LIJST MET TAKEN:
[a] Wat is volgens de tekst over de dekolonisatie van het curriculum even onproductief als eurocentrisme?
[b] Schrijf verder aan de tekst over de dekolonisatie van het curriculum, te beginnen na de laatste zin.

TEKST:
____________
Dekolonisatie van het curriculum Het idee van een verlicht ‘westen’ en een inferieur ‘niet-westen’ dreigt op universiteiten, ook in Nederland, gevoed en gereproduceerd te worden door curricula waarin vooral Europese theorieën worden gelezen en ‘niet-westerse’ denkers veelal buiten beschouwing worden gelaten. Dit terwijl de universiteit juist een instituut is dat dit soort problematische constructies zou moeten bevragen. Studenten van SOAS verzetten zich terecht tegen deze praktijk en argumenteren voor de dekolonisatie van hun curriculum. Dit betekent niet dat zij simpelweg alle witte denkers willen vervangen door niet-witte denkers, zoals Pam in navolging van Britse tabloids onterecht stelt; regiocentrisme is even onproductief als Eurocentrisme. In plaats daarvan vragen studenten om het contextualiseren van, en reflecteren op, kennis(productie) en om een diverser curriculum waarin plaats is voor een veelheid aan perspectieven en waarin niet automatisch naar een ‘westerse’ theorie en/of witte denker wordt gegrepen voor het begrijpen van een fenomeen. Niet alleen aan SOAS maar ook aan andere instellingen is zo’n veelheid aan perspectieven, bijvoorbeeld door invloeden vanuit postkoloniale studies, vandaag de dag hard nodig.
____________
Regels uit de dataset
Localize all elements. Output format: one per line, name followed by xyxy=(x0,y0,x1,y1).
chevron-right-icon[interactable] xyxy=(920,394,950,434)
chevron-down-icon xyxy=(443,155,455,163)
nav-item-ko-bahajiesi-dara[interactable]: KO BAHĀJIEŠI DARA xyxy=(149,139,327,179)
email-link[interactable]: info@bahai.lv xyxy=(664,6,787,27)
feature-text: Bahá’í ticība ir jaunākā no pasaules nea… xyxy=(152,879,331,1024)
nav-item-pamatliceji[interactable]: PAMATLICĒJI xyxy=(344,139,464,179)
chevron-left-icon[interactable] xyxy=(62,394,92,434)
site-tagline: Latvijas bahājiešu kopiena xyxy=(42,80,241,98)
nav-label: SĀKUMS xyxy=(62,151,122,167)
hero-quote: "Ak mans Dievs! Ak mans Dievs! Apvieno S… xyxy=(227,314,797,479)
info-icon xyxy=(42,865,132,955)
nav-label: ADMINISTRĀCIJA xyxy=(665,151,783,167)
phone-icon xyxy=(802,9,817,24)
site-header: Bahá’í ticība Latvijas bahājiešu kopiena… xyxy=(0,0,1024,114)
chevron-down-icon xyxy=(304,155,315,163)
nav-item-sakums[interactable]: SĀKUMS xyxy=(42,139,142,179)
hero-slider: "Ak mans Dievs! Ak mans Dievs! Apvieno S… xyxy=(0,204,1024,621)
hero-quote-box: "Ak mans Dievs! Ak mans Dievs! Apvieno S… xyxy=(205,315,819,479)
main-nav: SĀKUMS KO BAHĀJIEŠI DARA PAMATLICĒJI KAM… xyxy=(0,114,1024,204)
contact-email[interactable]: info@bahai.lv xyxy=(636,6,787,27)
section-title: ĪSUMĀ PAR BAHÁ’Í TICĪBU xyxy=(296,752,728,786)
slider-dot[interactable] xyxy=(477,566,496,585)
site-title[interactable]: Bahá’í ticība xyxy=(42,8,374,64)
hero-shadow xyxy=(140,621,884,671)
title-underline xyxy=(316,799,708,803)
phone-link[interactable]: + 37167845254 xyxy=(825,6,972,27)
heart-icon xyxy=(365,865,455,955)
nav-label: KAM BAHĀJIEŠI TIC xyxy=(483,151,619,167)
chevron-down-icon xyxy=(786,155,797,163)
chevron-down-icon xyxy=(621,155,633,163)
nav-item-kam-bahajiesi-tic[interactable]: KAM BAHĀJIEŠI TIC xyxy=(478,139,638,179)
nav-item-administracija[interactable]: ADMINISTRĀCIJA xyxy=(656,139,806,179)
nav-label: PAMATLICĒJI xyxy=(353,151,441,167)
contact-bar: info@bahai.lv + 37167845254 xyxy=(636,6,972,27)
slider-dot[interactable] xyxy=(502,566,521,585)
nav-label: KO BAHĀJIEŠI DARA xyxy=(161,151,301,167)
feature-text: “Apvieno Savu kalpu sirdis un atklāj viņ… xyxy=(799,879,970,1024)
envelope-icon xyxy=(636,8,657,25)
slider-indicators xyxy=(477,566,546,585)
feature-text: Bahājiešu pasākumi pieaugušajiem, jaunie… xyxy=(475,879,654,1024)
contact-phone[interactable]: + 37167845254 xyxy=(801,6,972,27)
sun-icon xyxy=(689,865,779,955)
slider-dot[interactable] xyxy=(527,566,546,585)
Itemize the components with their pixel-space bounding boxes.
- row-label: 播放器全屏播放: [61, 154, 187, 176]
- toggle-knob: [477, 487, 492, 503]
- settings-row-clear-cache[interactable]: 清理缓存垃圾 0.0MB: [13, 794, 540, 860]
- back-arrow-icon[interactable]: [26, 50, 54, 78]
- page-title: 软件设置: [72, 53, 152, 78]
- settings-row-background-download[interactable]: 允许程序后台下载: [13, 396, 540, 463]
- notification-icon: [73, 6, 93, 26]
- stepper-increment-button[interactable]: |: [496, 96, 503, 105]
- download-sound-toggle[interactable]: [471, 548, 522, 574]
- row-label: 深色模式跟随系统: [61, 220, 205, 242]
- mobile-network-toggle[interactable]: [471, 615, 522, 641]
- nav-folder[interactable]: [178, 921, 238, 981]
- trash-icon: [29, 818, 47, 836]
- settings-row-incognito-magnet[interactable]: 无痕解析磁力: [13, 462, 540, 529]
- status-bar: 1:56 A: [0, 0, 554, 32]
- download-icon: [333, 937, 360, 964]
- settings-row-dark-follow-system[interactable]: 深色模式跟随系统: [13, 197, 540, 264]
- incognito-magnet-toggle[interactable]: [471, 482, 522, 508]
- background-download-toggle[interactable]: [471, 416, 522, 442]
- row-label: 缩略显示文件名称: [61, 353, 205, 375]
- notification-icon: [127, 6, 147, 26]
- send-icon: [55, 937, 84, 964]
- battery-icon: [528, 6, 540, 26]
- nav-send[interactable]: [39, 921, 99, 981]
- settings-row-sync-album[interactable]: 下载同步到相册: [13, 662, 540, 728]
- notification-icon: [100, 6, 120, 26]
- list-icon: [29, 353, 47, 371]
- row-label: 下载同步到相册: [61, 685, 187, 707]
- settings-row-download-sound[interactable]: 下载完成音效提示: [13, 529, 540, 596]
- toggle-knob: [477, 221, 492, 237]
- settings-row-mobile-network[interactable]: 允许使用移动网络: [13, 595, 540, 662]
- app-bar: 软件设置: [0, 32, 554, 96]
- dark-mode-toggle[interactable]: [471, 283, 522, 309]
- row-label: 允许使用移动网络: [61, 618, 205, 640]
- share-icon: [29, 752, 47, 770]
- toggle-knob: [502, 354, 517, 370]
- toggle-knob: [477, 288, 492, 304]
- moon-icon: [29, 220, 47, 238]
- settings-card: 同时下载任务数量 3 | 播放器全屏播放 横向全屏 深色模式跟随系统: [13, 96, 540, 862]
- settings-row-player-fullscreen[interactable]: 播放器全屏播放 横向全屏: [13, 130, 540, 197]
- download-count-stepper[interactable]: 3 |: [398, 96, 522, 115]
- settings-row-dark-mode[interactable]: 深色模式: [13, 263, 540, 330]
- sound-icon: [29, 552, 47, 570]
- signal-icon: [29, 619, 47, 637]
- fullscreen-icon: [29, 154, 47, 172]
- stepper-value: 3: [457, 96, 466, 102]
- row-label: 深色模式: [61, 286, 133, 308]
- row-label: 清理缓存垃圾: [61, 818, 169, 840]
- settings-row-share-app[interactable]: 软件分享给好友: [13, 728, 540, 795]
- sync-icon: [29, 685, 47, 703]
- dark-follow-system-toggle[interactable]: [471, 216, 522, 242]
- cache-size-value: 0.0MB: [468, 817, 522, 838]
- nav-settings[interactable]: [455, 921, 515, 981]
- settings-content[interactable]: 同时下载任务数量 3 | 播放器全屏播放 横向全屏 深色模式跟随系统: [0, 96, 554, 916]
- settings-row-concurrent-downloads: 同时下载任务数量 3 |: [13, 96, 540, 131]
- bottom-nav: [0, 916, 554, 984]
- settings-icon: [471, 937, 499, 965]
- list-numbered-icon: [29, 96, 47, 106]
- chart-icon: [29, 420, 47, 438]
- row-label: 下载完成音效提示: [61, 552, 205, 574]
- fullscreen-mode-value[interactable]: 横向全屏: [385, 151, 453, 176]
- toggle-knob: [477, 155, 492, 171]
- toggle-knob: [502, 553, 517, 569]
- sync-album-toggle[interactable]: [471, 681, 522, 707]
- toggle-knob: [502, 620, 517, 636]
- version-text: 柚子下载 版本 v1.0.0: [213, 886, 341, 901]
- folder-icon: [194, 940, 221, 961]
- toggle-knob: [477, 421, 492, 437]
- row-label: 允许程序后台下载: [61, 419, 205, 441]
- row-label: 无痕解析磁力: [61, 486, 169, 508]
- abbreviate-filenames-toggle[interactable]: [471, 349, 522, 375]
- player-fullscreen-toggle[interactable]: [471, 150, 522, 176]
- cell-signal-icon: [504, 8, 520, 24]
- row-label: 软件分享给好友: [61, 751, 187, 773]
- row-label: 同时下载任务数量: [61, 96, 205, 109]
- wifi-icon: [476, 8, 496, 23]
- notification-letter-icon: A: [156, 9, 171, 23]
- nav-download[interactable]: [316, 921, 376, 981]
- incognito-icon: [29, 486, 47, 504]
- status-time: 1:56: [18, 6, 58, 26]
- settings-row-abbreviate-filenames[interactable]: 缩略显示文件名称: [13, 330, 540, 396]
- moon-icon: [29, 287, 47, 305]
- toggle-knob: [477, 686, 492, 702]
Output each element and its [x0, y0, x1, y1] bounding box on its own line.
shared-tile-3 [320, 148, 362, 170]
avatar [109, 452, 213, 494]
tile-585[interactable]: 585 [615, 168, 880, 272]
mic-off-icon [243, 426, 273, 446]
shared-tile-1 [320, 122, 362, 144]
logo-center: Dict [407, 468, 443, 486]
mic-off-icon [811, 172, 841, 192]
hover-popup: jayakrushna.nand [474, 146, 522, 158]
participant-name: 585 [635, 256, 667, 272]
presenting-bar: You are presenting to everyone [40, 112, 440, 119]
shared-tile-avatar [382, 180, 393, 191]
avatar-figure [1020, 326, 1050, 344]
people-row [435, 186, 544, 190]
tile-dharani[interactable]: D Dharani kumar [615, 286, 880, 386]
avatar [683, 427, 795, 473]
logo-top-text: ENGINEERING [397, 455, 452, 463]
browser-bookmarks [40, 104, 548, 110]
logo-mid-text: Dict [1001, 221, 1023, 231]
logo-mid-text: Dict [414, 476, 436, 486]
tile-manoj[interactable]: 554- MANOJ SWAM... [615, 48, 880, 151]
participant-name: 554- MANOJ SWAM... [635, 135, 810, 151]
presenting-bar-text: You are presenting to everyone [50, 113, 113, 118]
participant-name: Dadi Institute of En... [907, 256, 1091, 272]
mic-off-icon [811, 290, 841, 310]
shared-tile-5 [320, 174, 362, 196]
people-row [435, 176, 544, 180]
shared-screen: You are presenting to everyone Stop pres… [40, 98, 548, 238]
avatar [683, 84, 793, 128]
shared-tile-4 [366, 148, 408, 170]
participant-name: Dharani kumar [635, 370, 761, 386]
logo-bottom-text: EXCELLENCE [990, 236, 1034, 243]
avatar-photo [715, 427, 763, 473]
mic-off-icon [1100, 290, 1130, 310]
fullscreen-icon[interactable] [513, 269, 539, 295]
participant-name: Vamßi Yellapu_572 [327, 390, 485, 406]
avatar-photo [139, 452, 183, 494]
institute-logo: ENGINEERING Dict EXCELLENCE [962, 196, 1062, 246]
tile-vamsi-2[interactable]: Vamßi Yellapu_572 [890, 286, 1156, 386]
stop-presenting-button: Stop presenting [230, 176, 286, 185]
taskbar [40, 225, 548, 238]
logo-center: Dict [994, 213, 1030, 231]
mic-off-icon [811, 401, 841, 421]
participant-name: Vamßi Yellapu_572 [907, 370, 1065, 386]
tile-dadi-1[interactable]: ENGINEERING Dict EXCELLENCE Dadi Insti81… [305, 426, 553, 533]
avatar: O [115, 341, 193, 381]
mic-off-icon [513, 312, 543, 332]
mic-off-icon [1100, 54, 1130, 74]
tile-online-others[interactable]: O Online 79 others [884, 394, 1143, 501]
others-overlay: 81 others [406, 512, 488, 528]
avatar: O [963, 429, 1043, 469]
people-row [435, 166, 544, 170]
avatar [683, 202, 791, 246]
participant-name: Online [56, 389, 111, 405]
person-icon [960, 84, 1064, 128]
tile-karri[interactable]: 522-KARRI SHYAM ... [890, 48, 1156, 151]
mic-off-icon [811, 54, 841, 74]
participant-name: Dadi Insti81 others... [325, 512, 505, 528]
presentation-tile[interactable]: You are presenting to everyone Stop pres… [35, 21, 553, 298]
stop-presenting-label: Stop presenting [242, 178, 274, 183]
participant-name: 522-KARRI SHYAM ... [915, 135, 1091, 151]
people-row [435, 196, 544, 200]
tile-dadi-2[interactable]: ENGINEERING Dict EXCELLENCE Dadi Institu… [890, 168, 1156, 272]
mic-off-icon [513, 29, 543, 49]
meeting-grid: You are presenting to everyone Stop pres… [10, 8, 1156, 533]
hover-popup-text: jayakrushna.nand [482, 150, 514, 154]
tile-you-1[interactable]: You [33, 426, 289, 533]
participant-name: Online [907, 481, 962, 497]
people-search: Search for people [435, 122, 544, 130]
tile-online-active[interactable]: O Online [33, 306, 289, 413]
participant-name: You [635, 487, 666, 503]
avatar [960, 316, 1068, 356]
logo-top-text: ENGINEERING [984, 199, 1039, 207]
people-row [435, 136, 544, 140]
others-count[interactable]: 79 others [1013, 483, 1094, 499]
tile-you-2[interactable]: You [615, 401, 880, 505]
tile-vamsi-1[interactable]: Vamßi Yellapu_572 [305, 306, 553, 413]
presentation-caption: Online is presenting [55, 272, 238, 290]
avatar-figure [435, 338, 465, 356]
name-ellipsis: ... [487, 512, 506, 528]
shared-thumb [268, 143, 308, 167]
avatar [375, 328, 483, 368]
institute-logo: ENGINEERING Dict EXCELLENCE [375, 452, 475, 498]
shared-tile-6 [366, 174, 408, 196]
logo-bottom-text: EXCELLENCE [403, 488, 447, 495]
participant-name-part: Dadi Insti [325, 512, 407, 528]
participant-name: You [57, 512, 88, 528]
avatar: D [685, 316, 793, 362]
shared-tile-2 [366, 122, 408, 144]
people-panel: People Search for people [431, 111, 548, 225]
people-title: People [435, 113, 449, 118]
____________
ANTWOORDEN:
[a] Regiocentrisme.

[b]
Door enkel een westerse, witte, of Europese bril zien we maar half en eenzijdig. Door een diverser en inclusiever curriculum worden fenomenen op meerdere manieren belicht en worden tegelijkertijd ook die westerse, witte, en/of Europese theorieën in perspectief en context geplaatst – als zijnde ook maar visie in plaats van een universele theorie. Zelf merken we dat wanneer onze eigen mediastudies-studenten naast Michel Foucault, Max Horkheimer of Theodor Adorno, ook bijvoorbeeld werk van Paul Gilroy, Stuart Hall, Gayatri Spivak, Edward Said en Dipesh Chakrabarty lezen, ze veel beter in staat zijn om bepaalde media en de consumptie daarvan te begrijpen en analyseren. Met nieuwe vakken als ‘Postkoloniale mediastudies’, ‘Beyond Europe’ en ‘Global Media Studies’ proberen we studenten aan de UvA meer perspectieven te bieden, zodat we afkomen van het geïnternaliseerde idee van de superieure witte of westerse cultuur en de universaliteit van die cultuur. Dit is van groot belang als we recht willen doen aan een geglobaliseerde wereld en daarin als moderne, internationaal georiënteerde universiteit willen meetellen.
Dit artikel werd geschreven samen met Leonie Schmidt (Universitair docent Mediastudies, Universiteit van Amsterdam en gastonderzoeker bij SOAS University of London )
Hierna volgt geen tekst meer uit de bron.